REQUIREMENT: Output the entries word for word. Omit images.

ENTRIES PROVIDED:
◇ ◇ ◇ ◇
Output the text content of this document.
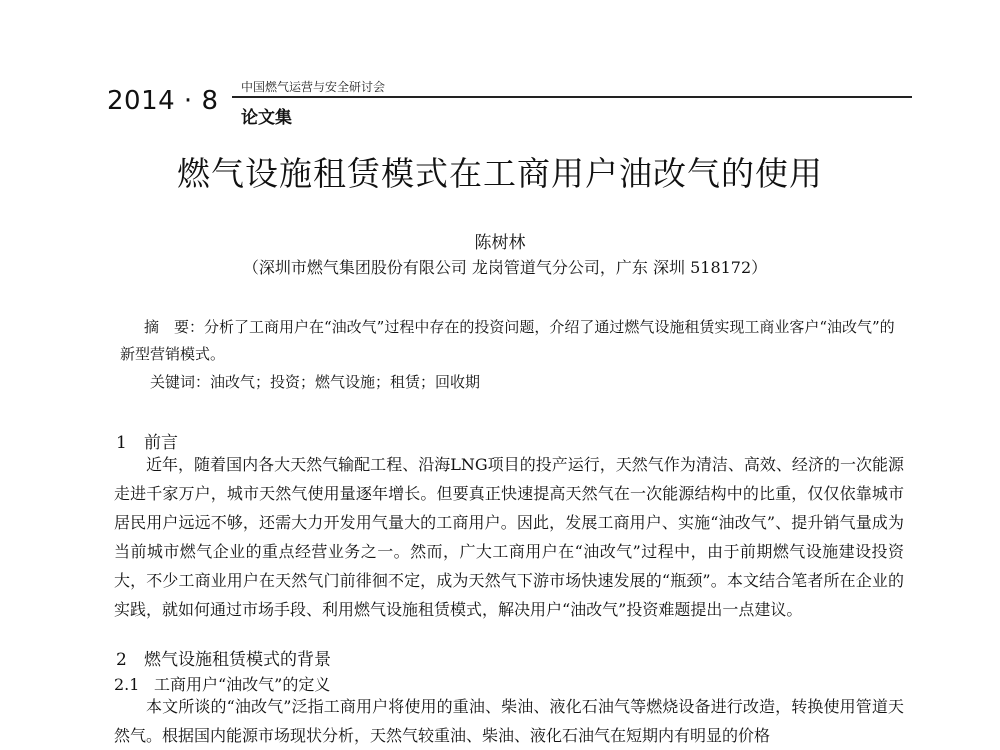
2014 · 8 中国燃气运营与安全研讨会
论文集
燃气设施租赁模式在工商用户油改气的使用
陈树林
（深圳市燃气集团股份有限公司 龙岗管道气分公司，广东 深圳 518172）
摘　要：分析了工商用户在“油改气”过程中存在的投资问题，介绍了通过燃气设施租赁实现工商业客户“油改气”的新型营销模式。
关键词：油改气；投资；燃气设施；租赁；回收期
1 前言
近年，随着国内各大天然气输配工程、沿海LNG项目的投产运行，天然气作为清洁、高效、经济的一次能源走进千家万户，城市天然气使用量逐年增长。但要真正快速提高天然气在一次能源结构中的比重，仅仅依靠城市居民用户远远不够，还需大力开发用气量大的工商用户。因此，发展工商用户、实施“油改气”、提升销气量成为当前城市燃气企业的重点经营业务之一。然而，广大工商用户在“油改气”过程中，由于前期燃气设施建设投资大，不少工商业用户在天然气门前徘徊不定，成为天然气下游市场快速发展的“瓶颈”。本文结合笔者所在企业的实践，就如何通过市场手段、利用燃气设施租赁模式，解决用户“油改气”投资难题提出一点建议。
2 燃气设施租赁模式的背景
2.1 工商用户“油改气”的定义
本文所谈的“油改气”泛指工商用户将使用的重油、柴油、液化石油气等燃烧设备进行改造，转换使用管道天然气。根据国内能源市场现状分析，天然气较重油、柴油、液化石油气在短期内有明显的价格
◇ ◇ ◇ ◇
RESULT OF THE TASK:
Output the text content of this document.
2014 · 8 中国燃气运营与安全研讨会
论文集
燃气设施租赁模式在工商用户油改气的使用
陈树林
（深圳市燃气集团股份有限公司 龙岗管道气分公司，广东 深圳 518172）
摘　要：分析了工商用户在“油改气”过程中存在的投资问题，介绍了通过燃气设施租赁实现工商业客户“油改气”的新型营销模式。
关键词：油改气；投资；燃气设施；租赁；回收期
1 前言
近年，随着国内各大天然气输配工程、沿海LNG项目的投产运行，天然气作为清洁、高效、经济的一次能源走进千家万户，城市天然气使用量逐年增长。但要真正快速提高天然气在一次能源结构中的比重，仅仅依靠城市居民用户远远不够，还需大力开发用气量大的工商用户。因此，发展工商用户、实施“油改气”、提升销气量成为当前城市燃气企业的重点经营业务之一。然而，广大工商用户在“油改气”过程中，由于前期燃气设施建设投资大，不少工商业用户在天然气门前徘徊不定，成为天然气下游市场快速发展的“瓶颈”。本文结合笔者所在企业的实践，就如何通过市场手段、利用燃气设施租赁模式，解决用户“油改气”投资难题提出一点建议。
2 燃气设施租赁模式的背景
2.1 工商用户“油改气”的定义
本文所谈的“油改气”泛指工商用户将使用的重油、柴油、液化石油气等燃烧设备进行改造，转换使用管道天然气。根据国内能源市场现状分析，天然气较重油、柴油、液化石油气在短期内有明显的价格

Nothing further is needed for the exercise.